SET TASK
Using the listing below, report all lines holding the word "content".

THE DATA
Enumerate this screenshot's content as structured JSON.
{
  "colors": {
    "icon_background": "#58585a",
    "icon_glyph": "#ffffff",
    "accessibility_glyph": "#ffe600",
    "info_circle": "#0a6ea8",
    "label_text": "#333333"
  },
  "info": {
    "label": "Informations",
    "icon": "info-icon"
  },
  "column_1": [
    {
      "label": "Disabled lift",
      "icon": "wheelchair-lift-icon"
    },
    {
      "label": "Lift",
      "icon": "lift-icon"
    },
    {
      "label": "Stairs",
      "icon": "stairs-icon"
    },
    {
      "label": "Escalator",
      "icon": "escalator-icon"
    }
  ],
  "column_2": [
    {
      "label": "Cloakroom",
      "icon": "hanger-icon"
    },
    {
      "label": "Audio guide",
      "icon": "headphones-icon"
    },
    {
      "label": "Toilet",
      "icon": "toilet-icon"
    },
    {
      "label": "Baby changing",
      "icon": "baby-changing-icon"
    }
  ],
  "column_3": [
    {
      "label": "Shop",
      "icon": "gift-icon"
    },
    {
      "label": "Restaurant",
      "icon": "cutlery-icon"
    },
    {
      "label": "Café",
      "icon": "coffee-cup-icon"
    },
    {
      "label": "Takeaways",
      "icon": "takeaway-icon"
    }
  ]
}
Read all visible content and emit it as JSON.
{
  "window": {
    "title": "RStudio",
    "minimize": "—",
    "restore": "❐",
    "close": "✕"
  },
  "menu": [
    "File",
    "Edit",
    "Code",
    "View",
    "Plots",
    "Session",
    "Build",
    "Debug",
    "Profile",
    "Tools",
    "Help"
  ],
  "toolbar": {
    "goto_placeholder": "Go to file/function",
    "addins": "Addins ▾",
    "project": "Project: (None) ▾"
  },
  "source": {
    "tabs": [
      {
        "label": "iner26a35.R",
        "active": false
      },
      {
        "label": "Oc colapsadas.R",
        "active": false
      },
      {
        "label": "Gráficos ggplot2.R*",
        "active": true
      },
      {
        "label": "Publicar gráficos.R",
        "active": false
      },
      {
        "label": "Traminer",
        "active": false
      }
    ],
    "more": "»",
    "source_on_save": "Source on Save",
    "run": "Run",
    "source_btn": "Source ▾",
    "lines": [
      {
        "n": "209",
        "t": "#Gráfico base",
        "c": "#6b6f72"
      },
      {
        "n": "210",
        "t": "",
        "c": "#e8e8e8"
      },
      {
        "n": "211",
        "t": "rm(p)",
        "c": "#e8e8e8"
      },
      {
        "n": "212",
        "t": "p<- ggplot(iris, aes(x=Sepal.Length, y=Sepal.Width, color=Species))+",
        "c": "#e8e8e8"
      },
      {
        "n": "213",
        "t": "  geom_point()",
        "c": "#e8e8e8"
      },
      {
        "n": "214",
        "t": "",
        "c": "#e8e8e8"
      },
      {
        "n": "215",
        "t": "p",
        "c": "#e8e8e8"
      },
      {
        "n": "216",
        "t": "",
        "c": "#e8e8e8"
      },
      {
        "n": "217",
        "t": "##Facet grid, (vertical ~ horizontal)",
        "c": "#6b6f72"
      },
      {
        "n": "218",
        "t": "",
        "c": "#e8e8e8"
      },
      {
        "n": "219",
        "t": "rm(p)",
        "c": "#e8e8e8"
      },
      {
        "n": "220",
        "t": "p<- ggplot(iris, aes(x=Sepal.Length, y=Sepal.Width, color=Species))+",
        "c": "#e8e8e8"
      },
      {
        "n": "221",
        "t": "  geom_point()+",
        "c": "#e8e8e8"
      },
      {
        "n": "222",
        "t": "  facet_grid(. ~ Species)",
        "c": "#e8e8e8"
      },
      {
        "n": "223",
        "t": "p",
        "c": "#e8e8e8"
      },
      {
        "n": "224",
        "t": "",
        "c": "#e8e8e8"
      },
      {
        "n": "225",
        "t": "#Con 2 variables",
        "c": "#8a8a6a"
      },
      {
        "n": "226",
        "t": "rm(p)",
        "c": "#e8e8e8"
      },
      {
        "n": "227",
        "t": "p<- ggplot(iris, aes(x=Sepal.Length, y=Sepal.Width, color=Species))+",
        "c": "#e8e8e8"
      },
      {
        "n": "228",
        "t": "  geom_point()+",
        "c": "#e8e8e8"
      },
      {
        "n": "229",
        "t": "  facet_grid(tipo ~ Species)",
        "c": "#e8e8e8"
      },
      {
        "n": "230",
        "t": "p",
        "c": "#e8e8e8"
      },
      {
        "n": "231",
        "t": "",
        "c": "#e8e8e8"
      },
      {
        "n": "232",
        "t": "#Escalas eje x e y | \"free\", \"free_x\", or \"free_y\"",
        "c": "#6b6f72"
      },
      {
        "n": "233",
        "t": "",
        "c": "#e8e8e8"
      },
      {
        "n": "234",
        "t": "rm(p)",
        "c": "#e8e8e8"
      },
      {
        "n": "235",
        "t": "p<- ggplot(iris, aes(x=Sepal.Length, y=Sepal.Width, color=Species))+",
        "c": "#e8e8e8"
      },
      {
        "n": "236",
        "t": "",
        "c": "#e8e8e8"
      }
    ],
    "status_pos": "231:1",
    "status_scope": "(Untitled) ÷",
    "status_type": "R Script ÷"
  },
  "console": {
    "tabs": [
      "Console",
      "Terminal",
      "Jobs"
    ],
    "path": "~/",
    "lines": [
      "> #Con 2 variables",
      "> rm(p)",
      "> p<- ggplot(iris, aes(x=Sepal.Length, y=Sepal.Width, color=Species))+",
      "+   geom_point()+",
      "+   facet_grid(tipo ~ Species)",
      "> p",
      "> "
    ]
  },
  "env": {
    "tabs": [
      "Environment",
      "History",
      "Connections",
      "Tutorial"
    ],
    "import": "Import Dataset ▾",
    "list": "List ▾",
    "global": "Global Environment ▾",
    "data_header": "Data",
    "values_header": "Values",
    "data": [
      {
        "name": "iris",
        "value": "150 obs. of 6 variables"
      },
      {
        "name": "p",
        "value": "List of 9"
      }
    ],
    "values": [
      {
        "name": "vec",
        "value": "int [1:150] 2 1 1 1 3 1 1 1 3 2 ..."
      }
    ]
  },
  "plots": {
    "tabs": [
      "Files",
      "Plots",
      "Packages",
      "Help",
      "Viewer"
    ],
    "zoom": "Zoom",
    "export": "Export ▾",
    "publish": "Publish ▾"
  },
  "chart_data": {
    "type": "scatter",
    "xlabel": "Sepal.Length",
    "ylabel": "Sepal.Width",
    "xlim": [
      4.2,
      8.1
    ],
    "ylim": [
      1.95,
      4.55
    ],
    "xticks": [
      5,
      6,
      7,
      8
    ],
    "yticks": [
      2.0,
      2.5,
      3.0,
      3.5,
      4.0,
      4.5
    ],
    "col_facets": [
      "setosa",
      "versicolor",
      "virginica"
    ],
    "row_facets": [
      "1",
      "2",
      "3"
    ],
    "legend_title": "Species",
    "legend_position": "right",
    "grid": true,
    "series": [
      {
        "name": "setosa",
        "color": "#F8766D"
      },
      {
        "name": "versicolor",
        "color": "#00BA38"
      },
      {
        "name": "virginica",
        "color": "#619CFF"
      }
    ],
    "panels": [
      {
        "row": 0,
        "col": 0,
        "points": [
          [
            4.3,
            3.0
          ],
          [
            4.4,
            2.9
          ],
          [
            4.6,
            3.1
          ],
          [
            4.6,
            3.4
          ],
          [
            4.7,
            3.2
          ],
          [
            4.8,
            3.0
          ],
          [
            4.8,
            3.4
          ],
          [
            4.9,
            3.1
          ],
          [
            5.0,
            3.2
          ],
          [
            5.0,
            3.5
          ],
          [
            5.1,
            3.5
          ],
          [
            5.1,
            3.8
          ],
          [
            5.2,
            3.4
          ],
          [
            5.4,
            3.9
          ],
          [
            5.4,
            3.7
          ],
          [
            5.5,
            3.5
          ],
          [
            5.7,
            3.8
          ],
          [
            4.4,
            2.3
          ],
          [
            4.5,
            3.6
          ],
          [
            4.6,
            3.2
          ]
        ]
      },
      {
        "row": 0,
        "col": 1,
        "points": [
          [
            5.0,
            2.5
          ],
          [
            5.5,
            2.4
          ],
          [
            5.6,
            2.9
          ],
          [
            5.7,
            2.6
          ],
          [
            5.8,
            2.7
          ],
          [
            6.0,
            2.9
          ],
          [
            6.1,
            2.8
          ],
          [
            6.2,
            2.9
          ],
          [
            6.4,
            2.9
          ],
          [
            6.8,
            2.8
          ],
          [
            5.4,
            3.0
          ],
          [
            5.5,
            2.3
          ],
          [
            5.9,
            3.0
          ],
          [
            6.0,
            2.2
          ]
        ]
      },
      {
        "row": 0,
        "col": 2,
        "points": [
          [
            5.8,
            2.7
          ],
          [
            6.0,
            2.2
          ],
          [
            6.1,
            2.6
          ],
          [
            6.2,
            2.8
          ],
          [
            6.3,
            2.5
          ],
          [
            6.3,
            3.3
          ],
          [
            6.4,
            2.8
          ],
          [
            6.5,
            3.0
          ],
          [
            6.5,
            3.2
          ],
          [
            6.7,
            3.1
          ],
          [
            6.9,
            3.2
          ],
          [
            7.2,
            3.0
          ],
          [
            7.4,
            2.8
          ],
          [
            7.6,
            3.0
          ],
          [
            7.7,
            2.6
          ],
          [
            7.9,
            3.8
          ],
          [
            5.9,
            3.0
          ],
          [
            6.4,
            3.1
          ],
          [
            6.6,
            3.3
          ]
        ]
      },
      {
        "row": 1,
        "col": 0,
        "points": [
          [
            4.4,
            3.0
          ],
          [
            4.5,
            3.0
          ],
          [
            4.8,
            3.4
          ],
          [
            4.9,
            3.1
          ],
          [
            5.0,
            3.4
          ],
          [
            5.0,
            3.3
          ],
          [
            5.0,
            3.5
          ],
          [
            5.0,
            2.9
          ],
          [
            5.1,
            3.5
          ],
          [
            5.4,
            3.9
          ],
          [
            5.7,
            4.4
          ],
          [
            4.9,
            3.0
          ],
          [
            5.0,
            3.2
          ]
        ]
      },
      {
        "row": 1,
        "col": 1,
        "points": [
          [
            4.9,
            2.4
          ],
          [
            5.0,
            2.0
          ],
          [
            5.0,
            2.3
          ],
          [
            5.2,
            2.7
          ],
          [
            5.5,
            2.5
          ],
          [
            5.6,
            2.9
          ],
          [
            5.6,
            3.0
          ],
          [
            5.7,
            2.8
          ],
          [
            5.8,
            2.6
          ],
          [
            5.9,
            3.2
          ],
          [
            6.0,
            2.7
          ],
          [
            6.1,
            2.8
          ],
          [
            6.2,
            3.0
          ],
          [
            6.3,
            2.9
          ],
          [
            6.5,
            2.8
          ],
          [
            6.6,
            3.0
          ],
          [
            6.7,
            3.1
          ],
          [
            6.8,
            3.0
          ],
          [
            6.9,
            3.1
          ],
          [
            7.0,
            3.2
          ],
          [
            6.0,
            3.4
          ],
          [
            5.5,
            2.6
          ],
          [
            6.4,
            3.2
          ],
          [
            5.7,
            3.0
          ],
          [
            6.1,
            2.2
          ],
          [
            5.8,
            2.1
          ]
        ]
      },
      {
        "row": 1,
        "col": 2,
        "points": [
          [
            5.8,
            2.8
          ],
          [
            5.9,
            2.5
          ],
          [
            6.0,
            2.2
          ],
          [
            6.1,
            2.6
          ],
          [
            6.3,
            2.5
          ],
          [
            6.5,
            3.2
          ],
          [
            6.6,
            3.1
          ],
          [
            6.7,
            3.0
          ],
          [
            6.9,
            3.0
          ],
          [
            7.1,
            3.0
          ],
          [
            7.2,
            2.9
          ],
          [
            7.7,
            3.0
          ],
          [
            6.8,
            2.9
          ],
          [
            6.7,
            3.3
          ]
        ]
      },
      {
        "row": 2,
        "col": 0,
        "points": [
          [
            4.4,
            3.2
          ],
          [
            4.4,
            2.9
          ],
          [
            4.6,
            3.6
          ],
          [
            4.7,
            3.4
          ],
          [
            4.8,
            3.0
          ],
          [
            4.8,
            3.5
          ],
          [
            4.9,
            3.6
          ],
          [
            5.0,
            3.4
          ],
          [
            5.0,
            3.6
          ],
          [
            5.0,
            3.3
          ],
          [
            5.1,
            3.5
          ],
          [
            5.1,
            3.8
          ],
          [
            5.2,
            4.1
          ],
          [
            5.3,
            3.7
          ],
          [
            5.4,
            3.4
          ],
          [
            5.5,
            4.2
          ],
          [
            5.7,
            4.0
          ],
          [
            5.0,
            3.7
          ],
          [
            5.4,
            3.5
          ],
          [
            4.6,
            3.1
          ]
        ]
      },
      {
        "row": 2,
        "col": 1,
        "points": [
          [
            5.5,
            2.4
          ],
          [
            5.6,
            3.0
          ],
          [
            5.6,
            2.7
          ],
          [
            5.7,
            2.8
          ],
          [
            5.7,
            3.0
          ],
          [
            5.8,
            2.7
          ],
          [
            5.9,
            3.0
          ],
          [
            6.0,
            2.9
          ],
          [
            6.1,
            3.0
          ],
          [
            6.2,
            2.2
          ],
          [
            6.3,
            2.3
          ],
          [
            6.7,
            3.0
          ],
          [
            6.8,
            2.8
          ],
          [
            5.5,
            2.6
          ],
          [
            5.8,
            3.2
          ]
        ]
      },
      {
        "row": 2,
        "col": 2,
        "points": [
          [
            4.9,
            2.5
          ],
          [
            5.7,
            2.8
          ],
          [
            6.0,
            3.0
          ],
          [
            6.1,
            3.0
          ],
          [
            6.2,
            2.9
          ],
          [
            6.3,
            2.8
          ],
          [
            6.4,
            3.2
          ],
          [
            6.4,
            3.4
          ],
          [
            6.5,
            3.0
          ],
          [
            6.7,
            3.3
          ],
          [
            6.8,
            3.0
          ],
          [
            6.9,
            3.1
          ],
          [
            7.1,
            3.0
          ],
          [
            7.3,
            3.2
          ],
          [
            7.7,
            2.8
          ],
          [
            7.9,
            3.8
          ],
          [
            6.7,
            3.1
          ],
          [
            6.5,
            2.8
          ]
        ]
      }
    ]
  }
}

REPLY
Enumerate this screenshot's content as structured JSON.
Read all visible content and emit it as JSON.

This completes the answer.